**What is required**
Make an exact copy of all the entries, but do not reproduce the pictures.

**Supplied entries**
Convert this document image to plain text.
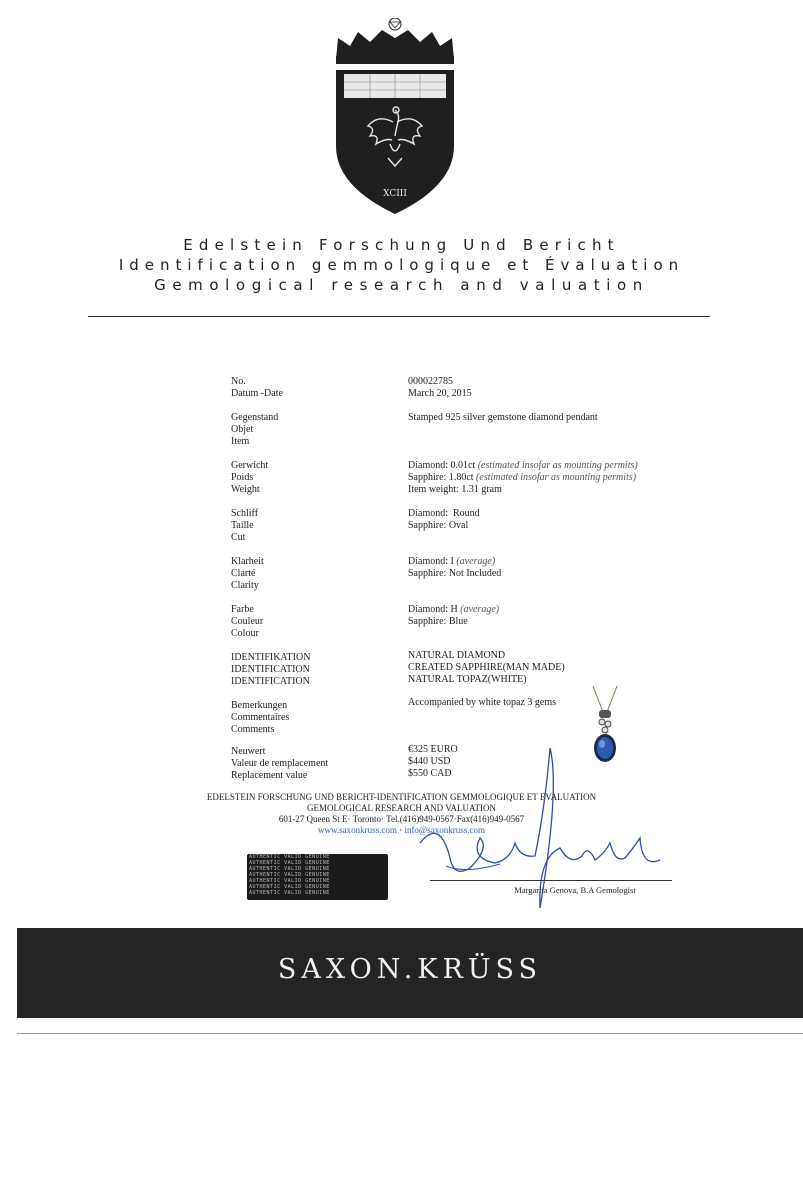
XCIII
Edelstein Forschung Und Bericht
Identification gemmologique et Évaluation
Gemological research and valuation
No.
Datum -Date
000022785
March 20, 2015
Gegenstand
Objet
Item
Stamped 925 silver gemstone diamond pendant
Gerwicht
Poids
Weight
Diamond: 0.01ct (estimated insofar as mounting permits)
Sapphire: 1.80ct (estimated insofar as mounting permits)
Item weight: 1.31 gram
Schliff
Taille
Cut
Diamond:  Round
Sapphire: Oval
Klarheit
Clarté
Clarity
Diamond: I (average)
Sapphire: Not Included
Farbe
Couleur
Colour
Diamond: H (average)
Sapphire: Blue
IDENTIFIKATION
IDENTIFICATION
IDENTIFICATION
NATURAL DIAMOND
CREATED SAPPHIRE(MAN MADE)
NATURAL TOPAZ(WHITE)
Bemerkungen
Commentaires
Comments
Accompanied by white topaz 3 gems
Neuwert
Valeur de remplacement
Replacement value
€325 EURO
$440 USD
$550 CAD
EDELSTEIN FORSCHUNG UND BERICHT-IDENTIFICATION GEMMOLOGIQUE ET EVALUATION
GEMOLOGICAL RESEARCH AND VALUATION
601-27 Queen St E· Toronto· Tel.(416)949-0567·Fax(416)949-0567
www.saxonkruss.com · info@saxonkruss.com
AUTHENTIC VALID GENUINE
AUTHENTIC VALID GENUINE
AUTHENTIC VALID GENUINE
AUTHENTIC VALID GENUINE
AUTHENTIC VALID GENUINE
AUTHENTIC VALID GENUINE
AUTHENTIC VALID GENUINE	Margarita Genova, B.A Gemologist
SAXON.KRÜSS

**Final result**
Convert this document image to plain text.
XCIII
Edelstein Forschung Und Bericht
Identification gemmologique et Évaluation
Gemological research and valuation
No.
Datum -Date
000022785
March 20, 2015
Gegenstand
Objet
Item
Stamped 925 silver gemstone diamond pendant
Gerwicht
Poids
Weight
Diamond: 0.01ct (estimated insofar as mounting permits)
Sapphire: 1.80ct (estimated insofar as mounting permits)
Item weight: 1.31 gram
Schliff
Taille
Cut
Diamond:  Round
Sapphire: Oval
Klarheit
Clarté
Clarity
Diamond: I (average)
Sapphire: Not Included
Farbe
Couleur
Colour
Diamond: H (average)
Sapphire: Blue
IDENTIFIKATION
IDENTIFICATION
IDENTIFICATION
NATURAL DIAMOND
CREATED SAPPHIRE(MAN MADE)
NATURAL TOPAZ(WHITE)
Bemerkungen
Commentaires
Comments
Accompanied by white topaz 3 gems
Neuwert
Valeur de remplacement
Replacement value
€325 EURO
$440 USD
$550 CAD
EDELSTEIN FORSCHUNG UND BERICHT-IDENTIFICATION GEMMOLOGIQUE ET EVALUATION
GEMOLOGICAL RESEARCH AND VALUATION
601-27 Queen St E· Toronto· Tel.(416)949-0567·Fax(416)949-0567
www.saxonkruss.com · info@saxonkruss.com
AUTHENTIC VALID GENUINE
AUTHENTIC VALID GENUINE
AUTHENTIC VALID GENUINE
AUTHENTIC VALID GENUINE
AUTHENTIC VALID GENUINE
AUTHENTIC VALID GENUINE
AUTHENTIC VALID GENUINE	Margarita Genova, B.A Gemologist
SAXON.KRÜSS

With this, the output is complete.